Data to use:
+++

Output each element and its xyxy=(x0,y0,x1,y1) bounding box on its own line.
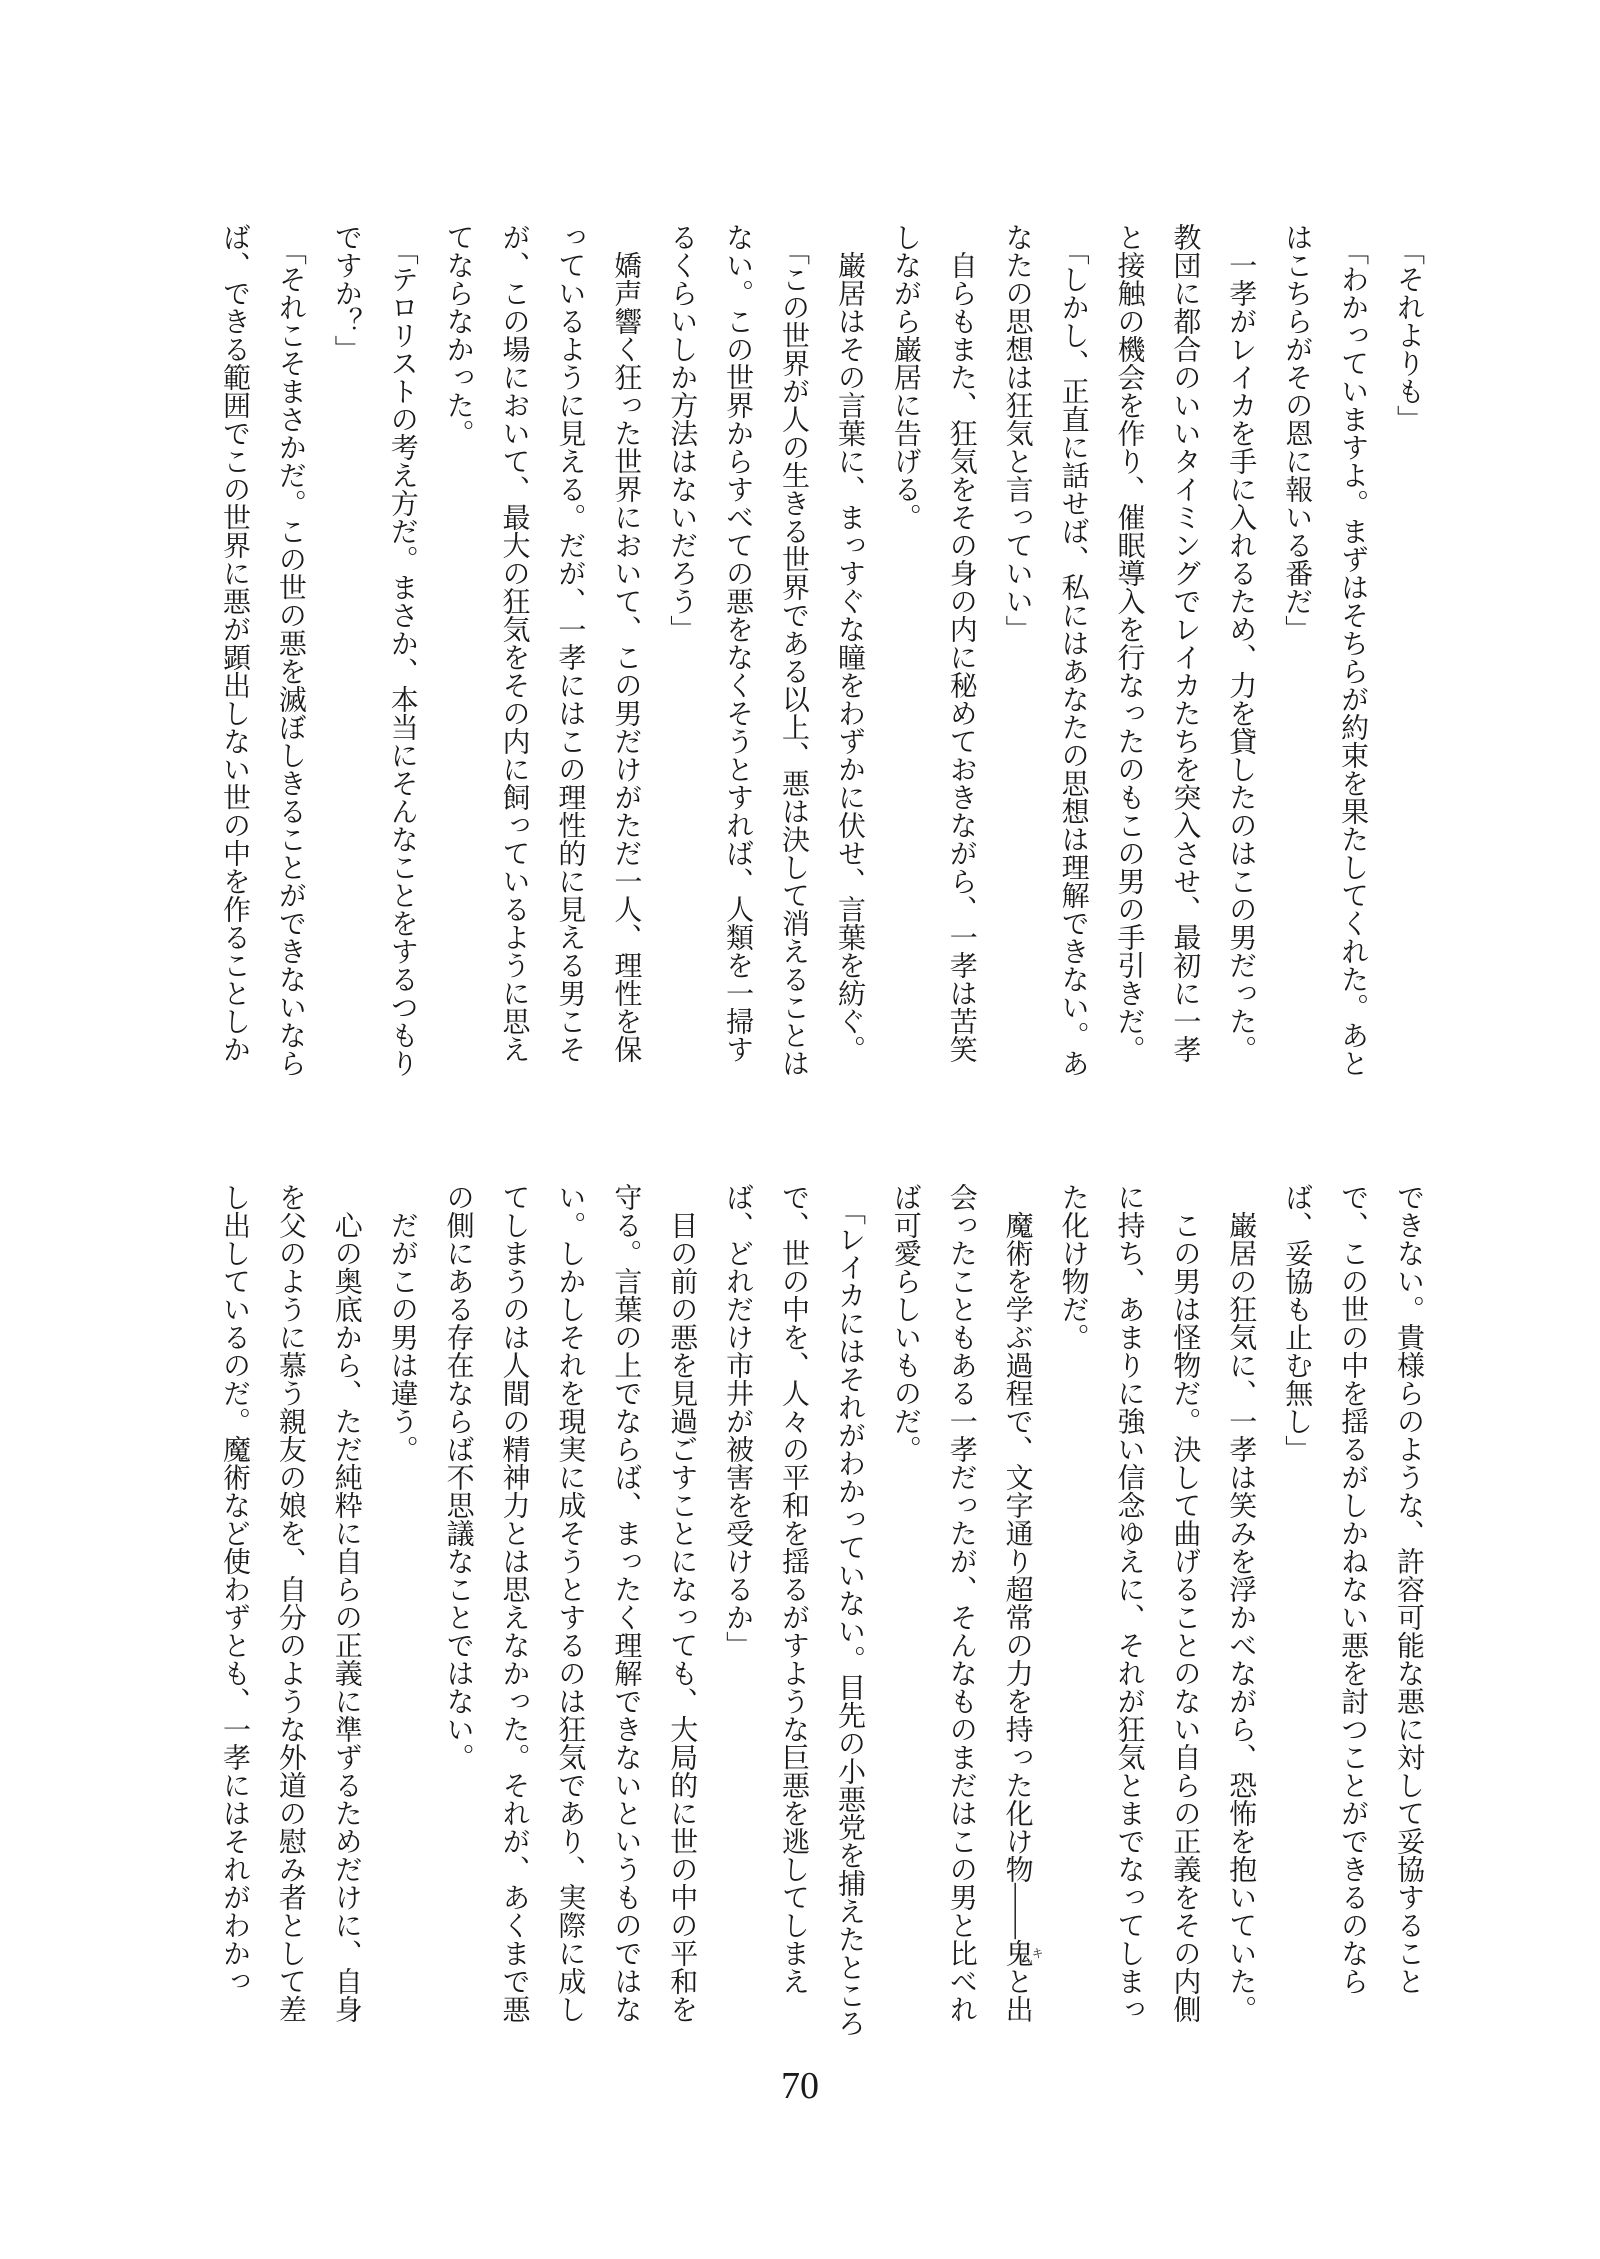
text-column: を父のように慕う親友の娘を、自分のような外道の慰み者として差 xyxy=(274,1183,306,2023)
text-column: 「わかっていますよ。まずはそちらが約束を果たしてくれた。あと xyxy=(1337,237,1369,1077)
text-column: ですか？」 xyxy=(330,223,362,363)
text-column: に持ち、あまりに強い信念ゆえに、それが狂気とまでなってしまっ xyxy=(1113,1183,1145,2023)
text-column: 守る。言葉の上でならば、まったく理解できないというものではな xyxy=(610,1183,642,2023)
text-column: 心の奥底から、ただ純粋に自らの正義に準ずるためだけに、自身 xyxy=(330,1211,362,2023)
text-column: 一孝がレイカを手に入れるため、力を貸したのはこの男だった。 xyxy=(1225,251,1257,1063)
text-column: っているように見える。だが、一孝にはこの理性的に見える男こそ xyxy=(554,223,586,1063)
text-column: 会ったこともある一孝だったが、そんなものまだはこの男と比べれ xyxy=(945,1183,977,2023)
ruby-base: 鬼キ xyxy=(1001,1939,1045,1967)
text-column: るくらいしか方法はないだろう」 xyxy=(666,223,698,643)
text-column: ば、どれだけ市井が被害を受けるか」 xyxy=(722,1183,754,1659)
text-column: ない。この世界からすべての悪をなくそうとすれば、人類を一掃す xyxy=(722,223,754,1063)
text-column: 「それよりも」 xyxy=(1393,237,1424,433)
text-column: 魔術を学ぶ過程で、文字通り超常の力を持った化け物――鬼キと出 xyxy=(1001,1211,1045,2023)
text-column: 教団に都合のいいタイミングでレイカたちを突入させ、最初に一孝 xyxy=(1169,223,1201,1063)
text-column: 「しかし、正直に話せば、私にはあなたの思想は理解できない。あ xyxy=(1057,237,1089,1077)
text-column: し出しているのだ。魔術など使わずとも、一孝にはそれがわかっ xyxy=(218,1183,250,1995)
lower-text-block xyxy=(196,1183,1436,2045)
text-column: が、この場において、最大の狂気をその内に飼っているように思え xyxy=(498,223,530,1063)
text-column: た化け物だ。 xyxy=(1057,1183,1089,1351)
text-column: だがこの男は違う。 xyxy=(386,1211,418,1463)
text-column: 巌居の狂気に、一孝は笑みを浮かべながら、恐怖を抱いていた。 xyxy=(1225,1211,1257,2023)
text-column: 自らもまた、狂気をその身の内に秘めておきながら、一孝は苦笑 xyxy=(945,251,977,1063)
text-column: はこちらがその恩に報いる番だ」 xyxy=(1281,223,1313,643)
text-column: 嬌声響く狂った世界において、この男だけがただ一人、理性を保 xyxy=(610,251,642,1063)
text-column: てならなかった。 xyxy=(442,223,474,447)
text-column: で、世の中を、人々の平和を揺るがすような巨悪を逃してしまえ xyxy=(778,1183,810,1995)
text-column: ば、できる範囲でこの世界に悪が顕出しない世の中を作ることしか xyxy=(218,223,250,1063)
text-column: 「この世界が人の生きる世界である以上、悪は決して消えることは xyxy=(778,237,810,1077)
text-column: ば可愛らしいものだ。 xyxy=(889,1183,921,1463)
text-column: 目の前の悪を見過ごすことになっても、大局的に世の中の平和を xyxy=(666,1211,698,2023)
text-column: この男は怪物だ。決して曲げることのない自らの正義をその内側 xyxy=(1169,1211,1201,2023)
text-column: てしまうのは人間の精神力とは思えなかった。それが、あくまで悪 xyxy=(498,1183,530,2023)
text-column: できない。貴様らのような、許容可能な悪に対して妥協すること xyxy=(1393,1183,1424,1995)
text-column: で、この世の中を揺るがしかねない悪を討つことができるのなら xyxy=(1337,1183,1369,1995)
text-column: 「テロリストの考え方だ。まさか、本当にそんなことをするつもり xyxy=(386,237,418,1077)
text-column: い。しかしそれを現実に成そうとするのは狂気であり、実際に成し xyxy=(554,1183,586,2023)
text-column: 巌居はその言葉に、まっすぐな瞳をわずかに伏せ、言葉を紡ぐ。 xyxy=(833,251,865,1063)
furigana: キ xyxy=(1030,1939,1045,1967)
upper-text-block xyxy=(196,223,1436,1085)
page-number: 70 xyxy=(781,2065,819,2107)
text-column: しながら巌居に告げる。 xyxy=(889,223,921,531)
text-column: の側にある存在ならば不思議なことではない。 xyxy=(442,1183,474,1771)
text-column: と接触の機会を作り、催眠導入を行なったのもこの男の手引きだ。 xyxy=(1113,223,1145,1063)
text-column: 「レイカにはそれがわかっていない。目先の小悪党を捕えたところ xyxy=(833,1197,865,2037)
text-column: なたの思想は狂気と言っていい」 xyxy=(1001,223,1033,643)
text-column: ば、妥協も止む無し」 xyxy=(1281,1183,1313,1463)
text-column: 「それこそまさかだ。この世の悪を滅ぼしきることができないなら xyxy=(274,237,306,1077)
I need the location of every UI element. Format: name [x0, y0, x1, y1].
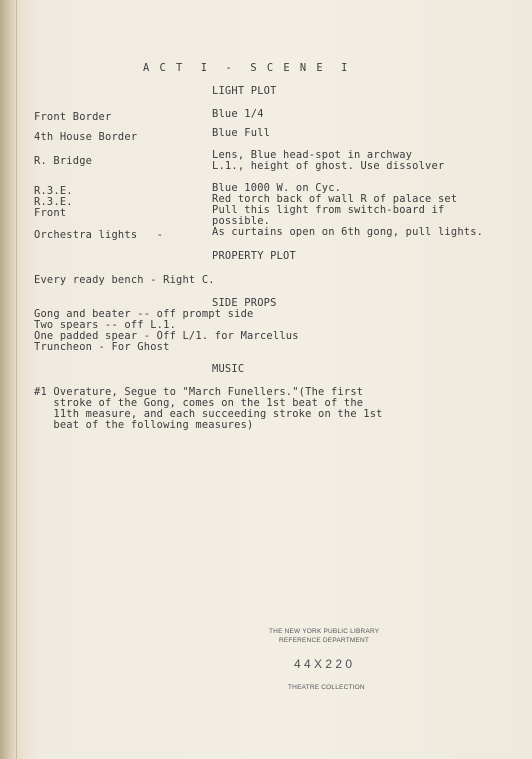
light-cue: Blue Full: [212, 127, 271, 139]
light-cue: Red torch back of wall R of palace set: [212, 193, 458, 205]
library-stamp-line3: THEATRE COLLECTION: [288, 684, 365, 691]
light-cue: Blue 1/4: [212, 108, 264, 120]
light-cue: Blue 1000 W. on Cyc.: [212, 182, 342, 194]
light-cue: As curtains open on 6th gong, pull lights.: [212, 226, 484, 238]
library-stamp-line1: THE NEW YORK PUBLIC LIBRARY: [269, 628, 380, 635]
light-label: Front: [34, 207, 67, 219]
light-cue: L.1., height of ghost. Use dissolver: [212, 160, 445, 172]
light-label: R. Bridge: [34, 155, 93, 167]
side-prop-item: One padded spear - Off L/1. for Marcellus: [34, 330, 299, 342]
light-cue: possible.: [212, 215, 271, 227]
music-title: MUSIC: [212, 363, 245, 375]
music-line: 11th measure, and each succeeding stroke on the 1st: [34, 408, 383, 420]
light-label: R.3.E.: [34, 196, 73, 208]
property-plot-title: PROPERTY PLOT: [212, 250, 296, 262]
light-label: Front Border: [34, 111, 112, 123]
light-label: 4th House Border: [34, 131, 138, 143]
light-label: Orchestra lights -: [34, 229, 164, 241]
library-stamp-number: 4 4 X 2 2 0: [294, 657, 353, 671]
side-props-title: SIDE PROPS: [212, 297, 277, 309]
light-cue: Lens, Blue head-spot in archway: [212, 149, 413, 161]
act-scene-heading: A C T I - S C E N E I: [143, 62, 350, 74]
music-line: #1 Overature, Segue to "March Funellers."(The first: [34, 386, 364, 398]
light-label: R.3.E.: [34, 185, 73, 197]
music-line: stroke of the Gong, comes on the 1st beat of the: [34, 397, 364, 409]
side-prop-item: Truncheon - For Ghost: [34, 341, 170, 353]
page-binding-edge: [0, 0, 17, 759]
light-plot-title: LIGHT PLOT: [212, 85, 277, 97]
light-cue: Pull this light from switch-board if: [212, 204, 445, 216]
library-stamp-line2: REFERENCE DEPARTMENT: [279, 637, 370, 644]
side-prop-item: Two spears -- off L.1.: [34, 319, 177, 331]
property-line: Every ready bench - Right C.: [34, 274, 215, 286]
music-line: beat of the following measures): [34, 419, 254, 431]
side-prop-item: Gong and beater -- off prompt side: [34, 308, 254, 320]
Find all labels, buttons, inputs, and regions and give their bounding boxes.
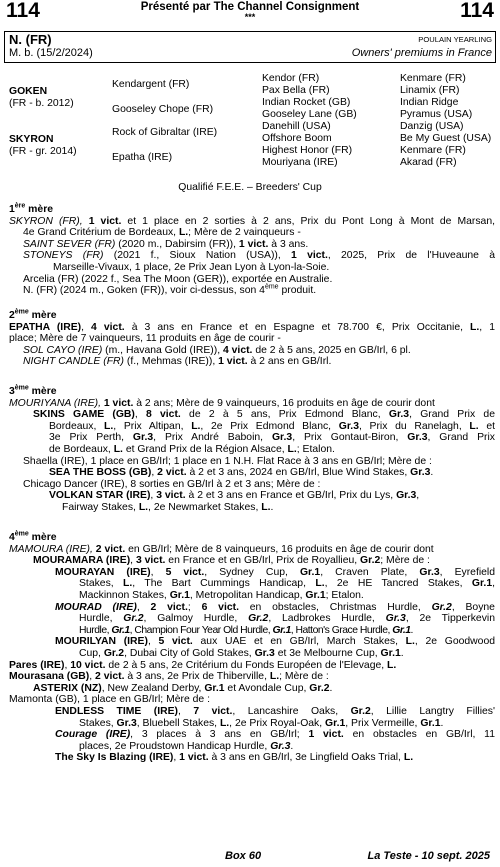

+++

Format every line of the data above as a numbered list, skipping blank lines and leaving out the pictures.

Reply to the exercise:
1. Output each element and its xyxy=(x0,y0,x1,y1) bounding box on its own line.
2. text-column: を父のように慕う親友の娘を、自分のような外道の慰み者として差 xyxy=(274,1183,306,2023)
3. text-column: 「わかっていますよ。まずはそちらが約束を果たしてくれた。あと xyxy=(1337,237,1369,1077)
4. text-column: ですか？」 xyxy=(330,223,362,363)
5. text-column: に持ち、あまりに強い信念ゆえに、それが狂気とまでなってしまっ xyxy=(1113,1183,1145,2023)
6. text-column: 守る。言葉の上でならば、まったく理解できないというものではな xyxy=(610,1183,642,2023)
7. text-column: 心の奥底から、ただ純粋に自らの正義に準ずるためだけに、自身 xyxy=(330,1211,362,2023)
8. text-column: 一孝がレイカを手に入れるため、力を貸したのはこの男だった。 xyxy=(1225,251,1257,1063)
9. text-column: っているように見える。だが、一孝にはこの理性的に見える男こそ xyxy=(554,223,586,1063)
10. text-column: 会ったこともある一孝だったが、そんなものまだはこの男と比べれ xyxy=(945,1183,977,2023)
11. ruby-base: 鬼キ xyxy=(1001,1939,1045,1967)
12. text-column: るくらいしか方法はないだろう」 xyxy=(666,223,698,643)
13. text-column: ば、どれだけ市井が被害を受けるか」 xyxy=(722,1183,754,1659)
14. text-column: ない。この世界からすべての悪をなくそうとすれば、人類を一掃す xyxy=(722,223,754,1063)
15. text-column: 「それよりも」 xyxy=(1393,237,1424,433)
16. text-column: 魔術を学ぶ過程で、文字通り超常の力を持った化け物――鬼キと出 xyxy=(1001,1211,1045,2023)
17. text-column: 教団に都合のいいタイミングでレイカたちを突入させ、最初に一孝 xyxy=(1169,223,1201,1063)
18. text-column: 「しかし、正直に話せば、私にはあなたの思想は理解できない。あ xyxy=(1057,237,1089,1077)
19. text-column: し出しているのだ。魔術など使わずとも、一孝にはそれがわかっ xyxy=(218,1183,250,1995)
20. lower-text-block xyxy=(196,1183,1436,2045)
21. text-column: が、この場において、最大の狂気をその内に飼っているように思え xyxy=(498,223,530,1063)
22. text-column: た化け物だ。 xyxy=(1057,1183,1089,1351)
23. text-column: だがこの男は違う。 xyxy=(386,1211,418,1463)
24. text-column: 巌居の狂気に、一孝は笑みを浮かべながら、恐怖を抱いていた。 xyxy=(1225,1211,1257,2023)
25. text-column: 自らもまた、狂気をその身の内に秘めておきながら、一孝は苦笑 xyxy=(945,251,977,1063)
26. text-column: はこちらがその恩に報いる番だ」 xyxy=(1281,223,1313,643)
27. text-column: 嬌声響く狂った世界において、この男だけがただ一人、理性を保 xyxy=(610,251,642,1063)
28. text-column: てならなかった。 xyxy=(442,223,474,447)
29. text-column: で、世の中を、人々の平和を揺るがすような巨悪を逃してしまえ xyxy=(778,1183,810,1995)
30. text-column: ば、できる範囲でこの世界に悪が顕出しない世の中を作ることしか xyxy=(218,223,250,1063)
31. text-column: 「この世界が人の生きる世界である以上、悪は決して消えることは xyxy=(778,237,810,1077)
32. text-column: ば可愛らしいものだ。 xyxy=(889,1183,921,1463)
33. text-column: 目の前の悪を見過ごすことになっても、大局的に世の中の平和を xyxy=(666,1211,698,2023)
34. text-column: この男は怪物だ。決して曲げることのない自らの正義をその内側 xyxy=(1169,1211,1201,2023)
35. text-column: てしまうのは人間の精神力とは思えなかった。それが、あくまで悪 xyxy=(498,1183,530,2023)
36. text-column: できない。貴様らのような、許容可能な悪に対して妥協すること xyxy=(1393,1183,1424,1995)
37. text-column: で、この世の中を揺るがしかねない悪を討つことができるのなら xyxy=(1337,1183,1369,1995)
38. text-column: 「テロリストの考え方だ。まさか、本当にそんなことをするつもり xyxy=(386,237,418,1077)
39. text-column: い。しかしそれを現実に成そうとするのは狂気であり、実際に成し xyxy=(554,1183,586,2023)
40. text-column: 巌居はその言葉に、まっすぐな瞳をわずかに伏せ、言葉を紡ぐ。 xyxy=(833,251,865,1063)
41. furigana: キ xyxy=(1030,1939,1045,1967)
42. upper-text-block xyxy=(196,223,1436,1085)
43. page-number: 70 xyxy=(781,2065,819,2107)
44. text-column: しながら巌居に告げる。 xyxy=(889,223,921,531)
45. text-column: の側にある存在ならば不思議なことではない。 xyxy=(442,1183,474,1771)
46. text-column: と接触の機会を作り、催眠導入を行なったのもこの男の手引きだ。 xyxy=(1113,223,1145,1063)
47. text-column: 「レイカにはそれがわかっていない。目先の小悪党を捕えたところ xyxy=(833,1197,865,2037)
48. text-column: なたの思想は狂気と言っていい」 xyxy=(1001,223,1033,643)
49. text-column: ば、妥協も止む無し」 xyxy=(1281,1183,1313,1463)
50. text-column: 「それこそまさかだ。この世の悪を滅ぼしきることができないなら xyxy=(274,237,306,1077)
51. I need the location of every UI element. Format: name [x0, y0, x1, y1].
52. light-cue: Blue Full: [212, 127, 271, 139]
53. light-cue: Red torch back of wall R of palace set: [212, 193, 458, 205]
54. library-stamp-line3: THEATRE COLLECTION: [288, 684, 365, 691]
55. light-cue: Blue 1/4: [212, 108, 264, 120]
56. light-cue: Blue 1000 W. on Cyc.: [212, 182, 342, 194]
57. light-cue: As curtains open on 6th gong, pull lights.: [212, 226, 484, 238]
58. library-stamp-line1: THE NEW YORK PUBLIC LIBRARY: [269, 628, 380, 635]
59. light-label: Front: [34, 207, 67, 219]
60. light-cue: L.1., height of ghost. Use dissolver: [212, 160, 445, 172]
61. light-label: R. Bridge: [34, 155, 93, 167]
62. side-prop-item: One padded spear - Off L/1. for Marcellus: [34, 330, 299, 342]
63. light-cue: possible.: [212, 215, 271, 227]
64. music-title: MUSIC: [212, 363, 245, 375]
65. music-line: 11th measure, and each succeeding stroke on the 1st: [34, 408, 383, 420]
66. light-label: R.3.E.: [34, 196, 73, 208]
67. property-plot-title: PROPERTY PLOT: [212, 250, 296, 262]
68. light-label: Front Border: [34, 111, 112, 123]
69. light-label: 4th House Border: [34, 131, 138, 143]
70. light-label: Orchestra lights -: [34, 229, 164, 241]
71. library-stamp-number: 4 4 X 2 2 0: [294, 657, 353, 671]
72. side-props-title: SIDE PROPS: [212, 297, 277, 309]
73. light-cue: Lens, Blue head-spot in archway: [212, 149, 413, 161]
74. act-scene-heading: A C T I - S C E N E I: [143, 62, 350, 74]
75. music-line: #1 Overature, Segue to "March Funellers."(The first: [34, 386, 364, 398]
76. light-label: R.3.E.: [34, 185, 73, 197]
77. music-line: stroke of the Gong, comes on the 1st beat of the: [34, 397, 364, 409]
78. side-prop-item: Truncheon - For Ghost: [34, 341, 170, 353]
79. page-binding-edge: [0, 0, 17, 759]
80. light-plot-title: LIGHT PLOT: [212, 85, 277, 97]
81. light-cue: Pull this light from switch-board if: [212, 204, 445, 216]
82. library-stamp-line2: REFERENCE DEPARTMENT: [279, 637, 370, 644]
83. side-prop-item: Two spears -- off L.1.: [34, 319, 177, 331]
84. property-line: Every ready bench - Right C.: [34, 274, 215, 286]
85. music-line: beat of the following measures): [34, 419, 254, 431]
86. side-prop-item: Gong and beater -- off prompt side: [34, 308, 254, 320]
87. Find all labels, buttons, inputs, and regions and give their bounding boxes.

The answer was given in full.